ITEMS:
[start]
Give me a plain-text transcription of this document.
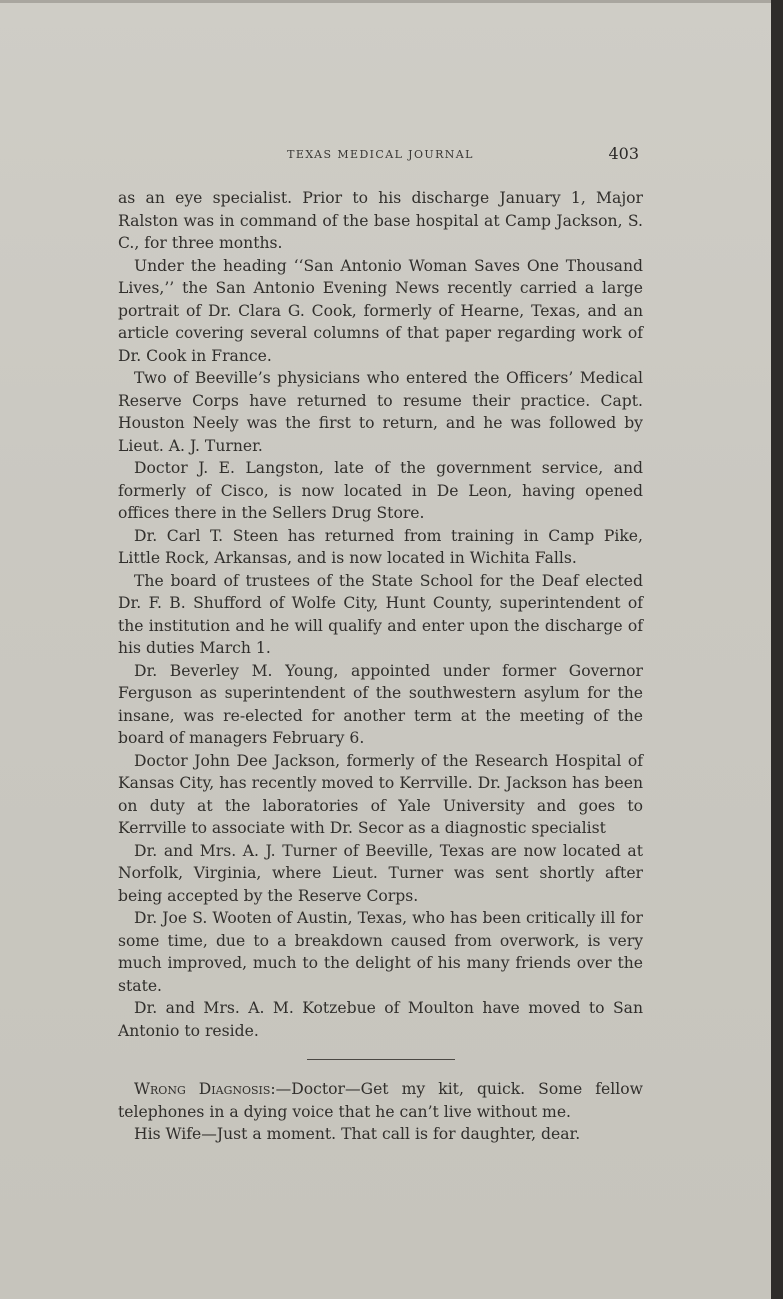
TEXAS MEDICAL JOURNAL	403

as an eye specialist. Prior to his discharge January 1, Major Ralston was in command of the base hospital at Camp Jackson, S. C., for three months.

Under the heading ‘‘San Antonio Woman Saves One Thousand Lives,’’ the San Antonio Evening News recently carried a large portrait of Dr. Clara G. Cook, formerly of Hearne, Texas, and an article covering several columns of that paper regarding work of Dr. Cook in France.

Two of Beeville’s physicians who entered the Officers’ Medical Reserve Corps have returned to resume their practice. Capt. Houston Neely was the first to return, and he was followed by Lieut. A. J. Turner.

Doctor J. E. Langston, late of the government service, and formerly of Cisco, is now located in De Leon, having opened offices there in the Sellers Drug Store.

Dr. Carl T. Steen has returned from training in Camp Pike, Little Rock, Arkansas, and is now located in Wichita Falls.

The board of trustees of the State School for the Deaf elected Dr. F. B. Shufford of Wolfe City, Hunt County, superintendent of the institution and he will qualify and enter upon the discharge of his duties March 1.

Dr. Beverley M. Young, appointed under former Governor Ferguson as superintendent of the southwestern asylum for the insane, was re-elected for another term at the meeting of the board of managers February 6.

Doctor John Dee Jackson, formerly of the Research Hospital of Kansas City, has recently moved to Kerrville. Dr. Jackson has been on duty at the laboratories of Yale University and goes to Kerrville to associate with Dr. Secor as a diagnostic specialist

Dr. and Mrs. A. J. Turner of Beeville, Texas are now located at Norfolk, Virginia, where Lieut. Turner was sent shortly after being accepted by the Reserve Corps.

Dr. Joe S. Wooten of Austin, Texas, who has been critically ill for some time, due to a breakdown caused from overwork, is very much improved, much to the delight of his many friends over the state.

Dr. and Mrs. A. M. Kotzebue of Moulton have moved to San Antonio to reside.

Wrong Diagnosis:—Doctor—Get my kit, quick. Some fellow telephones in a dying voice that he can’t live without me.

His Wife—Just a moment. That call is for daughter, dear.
[end]
[start]
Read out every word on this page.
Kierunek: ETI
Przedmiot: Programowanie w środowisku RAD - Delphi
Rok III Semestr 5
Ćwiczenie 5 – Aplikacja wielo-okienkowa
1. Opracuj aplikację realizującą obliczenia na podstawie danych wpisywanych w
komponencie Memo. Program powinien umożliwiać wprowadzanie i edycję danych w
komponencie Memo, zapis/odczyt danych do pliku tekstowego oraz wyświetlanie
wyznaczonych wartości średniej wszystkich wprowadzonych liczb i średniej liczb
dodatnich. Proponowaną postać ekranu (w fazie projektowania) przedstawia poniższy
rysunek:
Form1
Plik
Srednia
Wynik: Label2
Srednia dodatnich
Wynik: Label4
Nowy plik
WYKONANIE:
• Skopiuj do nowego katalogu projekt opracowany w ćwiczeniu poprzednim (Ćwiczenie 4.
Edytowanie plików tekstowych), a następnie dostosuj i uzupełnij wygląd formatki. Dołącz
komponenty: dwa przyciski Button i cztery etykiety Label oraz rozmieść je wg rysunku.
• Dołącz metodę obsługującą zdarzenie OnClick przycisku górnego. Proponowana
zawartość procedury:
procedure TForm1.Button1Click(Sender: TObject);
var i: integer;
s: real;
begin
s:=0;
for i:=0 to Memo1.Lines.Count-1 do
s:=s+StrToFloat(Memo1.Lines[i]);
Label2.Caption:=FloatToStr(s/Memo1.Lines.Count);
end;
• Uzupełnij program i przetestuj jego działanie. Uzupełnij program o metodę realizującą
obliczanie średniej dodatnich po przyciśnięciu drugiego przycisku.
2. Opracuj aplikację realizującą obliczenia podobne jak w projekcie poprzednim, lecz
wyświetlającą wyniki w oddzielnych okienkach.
[end]
[start]
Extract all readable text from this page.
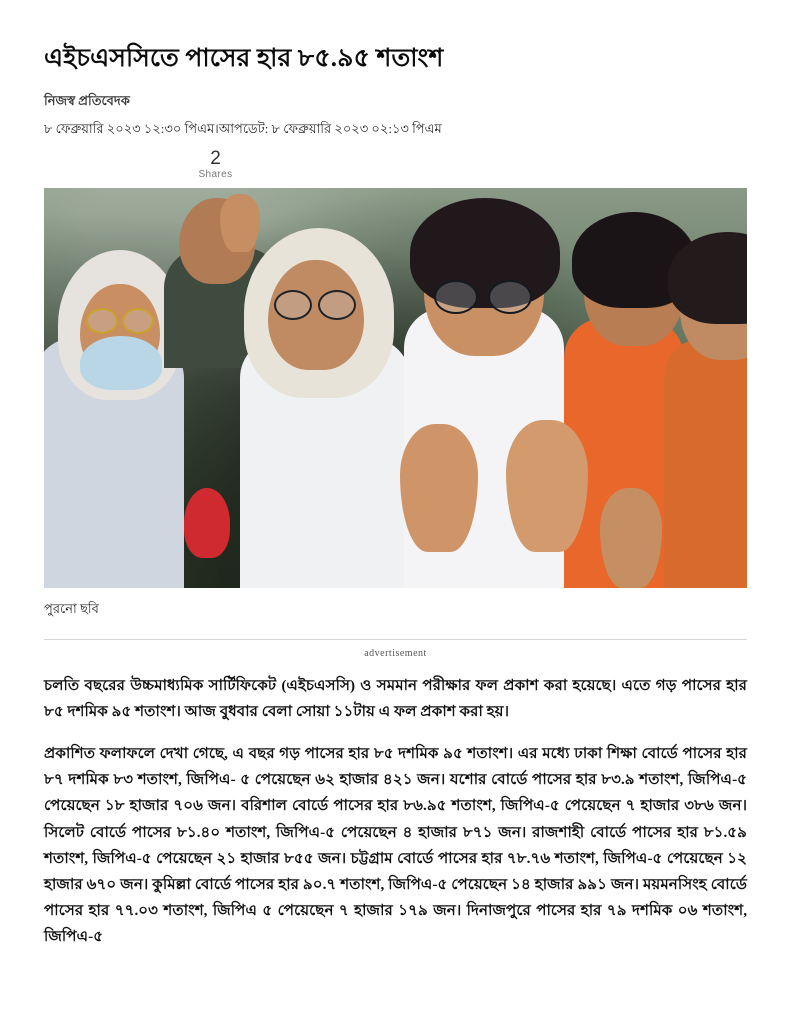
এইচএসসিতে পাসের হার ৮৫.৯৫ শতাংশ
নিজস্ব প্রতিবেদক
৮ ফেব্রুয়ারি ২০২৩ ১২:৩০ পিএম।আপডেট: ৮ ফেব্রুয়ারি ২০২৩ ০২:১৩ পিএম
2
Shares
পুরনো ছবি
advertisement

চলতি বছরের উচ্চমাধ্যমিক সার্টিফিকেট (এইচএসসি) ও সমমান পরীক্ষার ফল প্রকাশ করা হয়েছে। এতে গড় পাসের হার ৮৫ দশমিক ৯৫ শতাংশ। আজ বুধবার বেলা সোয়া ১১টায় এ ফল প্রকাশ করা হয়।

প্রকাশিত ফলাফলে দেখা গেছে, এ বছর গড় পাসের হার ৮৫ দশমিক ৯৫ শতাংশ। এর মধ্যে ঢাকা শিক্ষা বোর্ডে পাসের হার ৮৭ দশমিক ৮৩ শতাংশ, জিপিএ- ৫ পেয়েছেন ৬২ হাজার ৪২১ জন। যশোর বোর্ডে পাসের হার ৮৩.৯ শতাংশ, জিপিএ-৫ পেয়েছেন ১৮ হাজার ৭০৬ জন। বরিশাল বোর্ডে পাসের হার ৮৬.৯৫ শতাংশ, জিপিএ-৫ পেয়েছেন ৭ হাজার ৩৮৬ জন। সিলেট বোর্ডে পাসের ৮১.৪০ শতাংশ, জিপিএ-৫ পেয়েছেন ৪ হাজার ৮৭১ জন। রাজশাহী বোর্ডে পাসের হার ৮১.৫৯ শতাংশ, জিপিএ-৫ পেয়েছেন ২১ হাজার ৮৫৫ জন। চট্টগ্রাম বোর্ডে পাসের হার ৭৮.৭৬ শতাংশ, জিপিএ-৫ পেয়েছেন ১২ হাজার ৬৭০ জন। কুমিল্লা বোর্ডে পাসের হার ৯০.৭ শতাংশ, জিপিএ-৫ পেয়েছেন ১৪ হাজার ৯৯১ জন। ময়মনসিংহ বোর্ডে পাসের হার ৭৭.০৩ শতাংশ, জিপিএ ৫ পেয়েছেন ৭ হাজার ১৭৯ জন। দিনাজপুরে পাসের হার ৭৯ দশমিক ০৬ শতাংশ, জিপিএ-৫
[end]
WHAT TO PRODUCE: Locate each line with the word "poprzednim" and copy it.

FULL SOLUTION:
• Skopiuj do nowego katalogu projekt opracowany w ćwiczeniu poprzednim (Ćwiczenie 4.
2. Opracuj aplikację realizującą obliczenia podobne jak w projekcie poprzednim, lecz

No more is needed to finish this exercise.